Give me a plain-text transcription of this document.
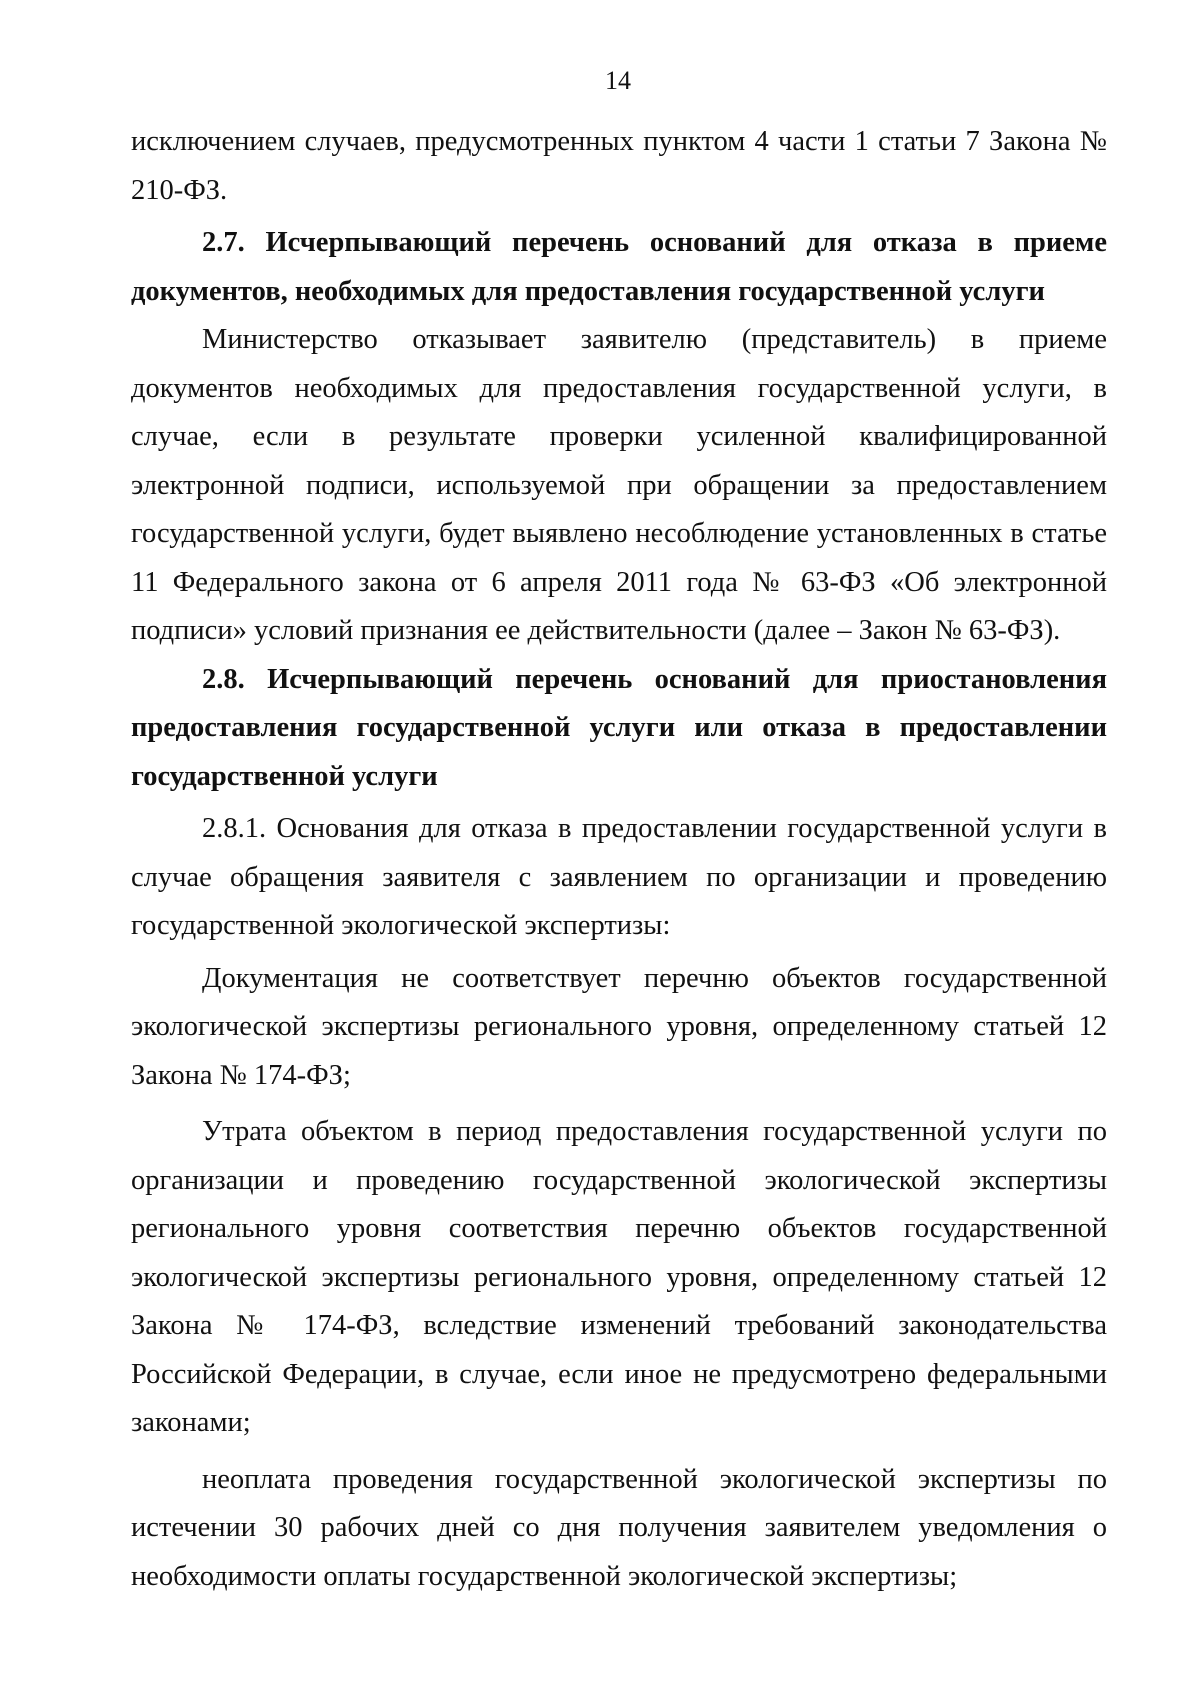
14

исключением случаев, предусмотренных пунктом 4 части 1 статьи 7 Закона № 210-ФЗ.

2.7. Исчерпывающий перечень оснований для отказа в приеме документов, необходимых для предоставления государственной услуги

Министерство отказывает заявителю (представитель) в приеме документов необходимых для предоставления государственной услуги, в случае, если в результате проверки усиленной квалифицированной электронной подписи, используемой при обращении за предоставлением государственной услуги, будет выявлено несоблюдение установленных в статье 11 Федерального закона от 6 апреля 2011 года № 63-ФЗ «Об электронной подписи» условий признания ее действительности (далее – Закон № 63-ФЗ).

2.8. Исчерпывающий перечень оснований для приостановления предоставления государственной услуги или отказа в предоставлении государственной услуги

2.8.1. Основания для отказа в предоставлении государственной услуги в случае обращения заявителя с заявлением по организации и проведению государственной экологической экспертизы:

Документация не соответствует перечню объектов государственной экологической экспертизы регионального уровня, определенному статьей 12 Закона № 174-ФЗ;

Утрата объектом в период предоставления государственной услуги по организации и проведению государственной экологической экспертизы регионального уровня соответствия перечню объектов государственной экологической экспертизы регионального уровня, определенному статьей 12 Закона № 174-ФЗ, вследствие изменений требований законодательства Российской Федерации, в случае, если иное не предусмотрено федеральными законами;

неоплата проведения государственной экологической экспертизы по истечении 30 рабочих дней со дня получения заявителем уведомления о необходимости оплаты государственной экологической экспертизы;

**Requirement**
All of the entries need to be transcribed word for word; pictures are left out.

**Task solution**
Give me a plain-text transcription of this document.
14

исключением случаев, предусмотренных пунктом 4 части 1 статьи 7 Закона № 210-ФЗ.

2.7. Исчерпывающий перечень оснований для отказа в приеме документов, необходимых для предоставления государственной услуги

Министерство отказывает заявителю (представитель) в приеме документов необходимых для предоставления государственной услуги, в случае, если в результате проверки усиленной квалифицированной электронной подписи, используемой при обращении за предоставлением государственной услуги, будет выявлено несоблюдение установленных в статье 11 Федерального закона от 6 апреля 2011 года № 63-ФЗ «Об электронной подписи» условий признания ее действительности (далее – Закон № 63-ФЗ).

2.8. Исчерпывающий перечень оснований для приостановления предоставления государственной услуги или отказа в предоставлении государственной услуги

2.8.1. Основания для отказа в предоставлении государственной услуги в случае обращения заявителя с заявлением по организации и проведению государственной экологической экспертизы:

Документация не соответствует перечню объектов государственной экологической экспертизы регионального уровня, определенному статьей 12 Закона № 174-ФЗ;

Утрата объектом в период предоставления государственной услуги по организации и проведению государственной экологической экспертизы регионального уровня соответствия перечню объектов государственной экологической экспертизы регионального уровня, определенному статьей 12 Закона № 174-ФЗ, вследствие изменений требований законодательства Российской Федерации, в случае, если иное не предусмотрено федеральными законами;

неоплата проведения государственной экологической экспертизы по истечении 30 рабочих дней со дня получения заявителем уведомления о необходимости оплаты государственной экологической экспертизы;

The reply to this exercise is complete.